Task instructions.
Where the data below has the string "México", return the whole line.

Listed records.
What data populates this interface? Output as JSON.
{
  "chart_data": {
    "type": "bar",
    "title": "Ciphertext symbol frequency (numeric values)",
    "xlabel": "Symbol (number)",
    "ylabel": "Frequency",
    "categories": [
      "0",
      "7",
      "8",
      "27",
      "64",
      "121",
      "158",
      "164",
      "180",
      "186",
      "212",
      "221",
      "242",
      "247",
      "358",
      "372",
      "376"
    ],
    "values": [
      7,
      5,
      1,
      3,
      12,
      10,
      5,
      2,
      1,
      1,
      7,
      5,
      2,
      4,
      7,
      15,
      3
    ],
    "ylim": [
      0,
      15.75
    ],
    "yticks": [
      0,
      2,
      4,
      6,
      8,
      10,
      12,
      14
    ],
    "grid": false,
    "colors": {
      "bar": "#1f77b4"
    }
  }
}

...

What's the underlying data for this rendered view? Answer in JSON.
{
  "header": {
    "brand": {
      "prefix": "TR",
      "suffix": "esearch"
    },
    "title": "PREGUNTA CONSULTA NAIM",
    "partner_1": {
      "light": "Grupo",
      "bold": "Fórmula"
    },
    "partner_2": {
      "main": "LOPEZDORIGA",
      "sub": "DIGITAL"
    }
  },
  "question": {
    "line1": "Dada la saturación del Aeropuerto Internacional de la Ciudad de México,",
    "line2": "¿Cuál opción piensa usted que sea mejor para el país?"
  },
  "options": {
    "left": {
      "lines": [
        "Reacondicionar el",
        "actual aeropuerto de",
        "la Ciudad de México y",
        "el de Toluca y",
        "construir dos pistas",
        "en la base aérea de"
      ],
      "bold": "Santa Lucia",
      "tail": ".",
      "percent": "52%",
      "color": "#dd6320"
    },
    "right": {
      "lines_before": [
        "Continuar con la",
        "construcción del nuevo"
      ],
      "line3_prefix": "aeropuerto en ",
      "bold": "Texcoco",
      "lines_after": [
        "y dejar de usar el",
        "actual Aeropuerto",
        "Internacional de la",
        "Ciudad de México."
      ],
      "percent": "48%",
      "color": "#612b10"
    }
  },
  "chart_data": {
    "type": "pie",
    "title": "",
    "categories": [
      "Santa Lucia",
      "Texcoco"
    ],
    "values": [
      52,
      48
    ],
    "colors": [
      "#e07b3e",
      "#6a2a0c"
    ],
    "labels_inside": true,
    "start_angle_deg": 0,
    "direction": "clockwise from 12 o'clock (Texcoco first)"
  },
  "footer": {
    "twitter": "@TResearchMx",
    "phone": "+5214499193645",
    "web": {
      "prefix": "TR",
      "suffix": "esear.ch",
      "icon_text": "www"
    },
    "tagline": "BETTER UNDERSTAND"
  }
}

The solution.
    "line1": "Dada la saturación del Aeropuerto Internacional de la Ciudad de México,",
        "la Ciudad de México y",
        "Ciudad de México."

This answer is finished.